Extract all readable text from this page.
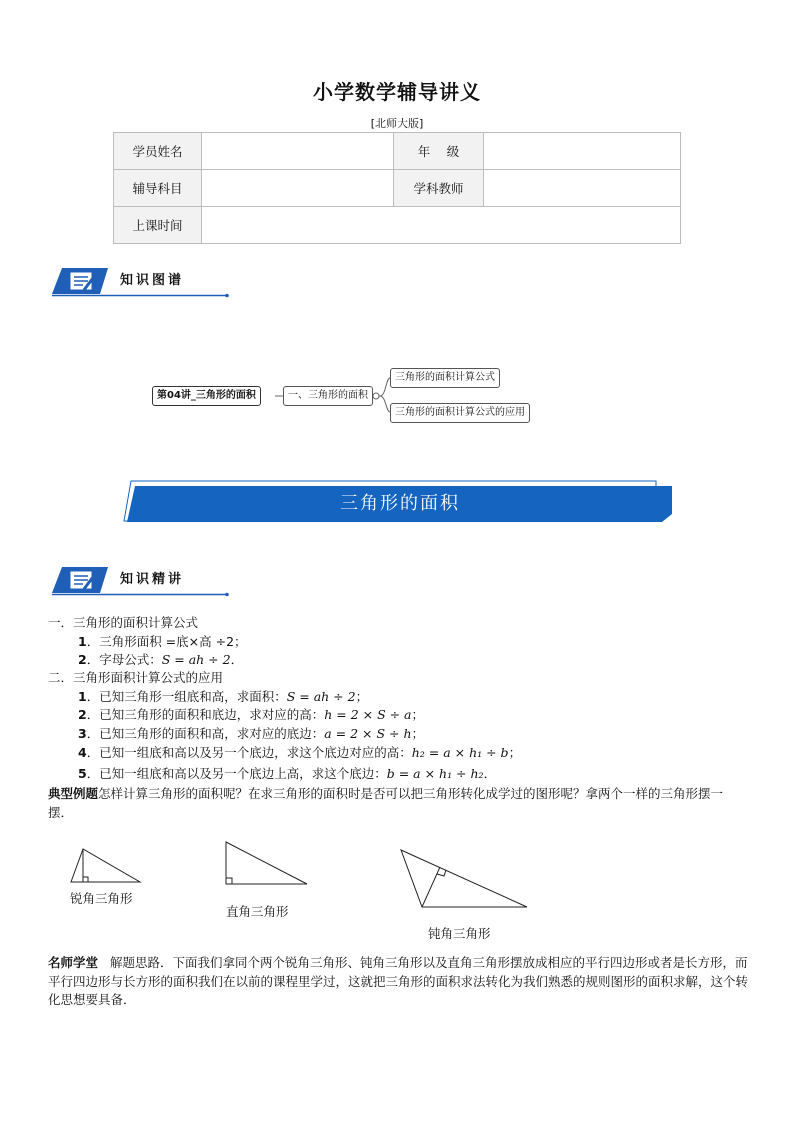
小学数学辅导讲义
[北师大版]
学员姓名		年　 级	
辅导科目		学科教师	
上课时间			
知识图谱
第04讲_三角形的面积	一、三角形的面积
三角形的面积计算公式
三角形的面积计算公式的应用
三角形的面积
知识精讲
一．三角形的面积计算公式
1．三角形面积 =底×高 ÷2；
2．字母公式：S = ah ÷ 2．
二．三角形面积计算公式的应用
1．已知三角形一组底和高，求面积：S = ah ÷ 2；
2．已知三角形的面积和底边，求对应的高：h = 2 × S ÷ a；
3．已知三角形的面积和高，求对应的底边：a = 2 × S ÷ h；
4．已知一组底和高以及另一个底边，求这个底边对应的高：h₂ = a × h₁ ÷ b；
5．已知一组底和高以及另一个底边上高，求这个底边：b = a × h₁ ÷ h₂．
典型例题怎样计算三角形的面积呢？在求三角形的面积时是否可以把三角形转化成学过的图形呢？拿两个一样的三角形摆一摆．
锐角三角形
直角三角形
钝角三角形
名师学堂 解题思路．下面我们拿同个两个锐角三角形、钝角三角形以及直角三角形摆放成相应的平行四边形或者是长方形，而平行四边形与长方形的面积我们在以前的课程里学过，这就把三角形的面积求法转化为我们熟悉的规则图形的面积求解，这个转化思想要具备．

========================================

## Objective
Using the material above, set down every line exactly, but skip the pictures.

## Correct response
Extract all readable text from this page.
小学数学辅导讲义
[北师大版]
学员姓名		年　 级	
辅导科目		学科教师	
上课时间			
知识图谱
第04讲_三角形的面积	一、三角形的面积
三角形的面积计算公式
三角形的面积计算公式的应用
三角形的面积
知识精讲
一．三角形的面积计算公式
1．三角形面积 =底×高 ÷2；
2．字母公式：S = ah ÷ 2．
二．三角形面积计算公式的应用
1．已知三角形一组底和高，求面积：S = ah ÷ 2；
2．已知三角形的面积和底边，求对应的高：h = 2 × S ÷ a；
3．已知三角形的面积和高，求对应的底边：a = 2 × S ÷ h；
4．已知一组底和高以及另一个底边，求这个底边对应的高：h₂ = a × h₁ ÷ b；
5．已知一组底和高以及另一个底边上高，求这个底边：b = a × h₁ ÷ h₂．
典型例题怎样计算三角形的面积呢？在求三角形的面积时是否可以把三角形转化成学过的图形呢？拿两个一样的三角形摆一摆．
锐角三角形
直角三角形
钝角三角形
名师学堂 解题思路．下面我们拿同个两个锐角三角形、钝角三角形以及直角三角形摆放成相应的平行四边形或者是长方形，而平行四边形与长方形的面积我们在以前的课程里学过，这就把三角形的面积求法转化为我们熟悉的规则图形的面积求解，这个转化思想要具备．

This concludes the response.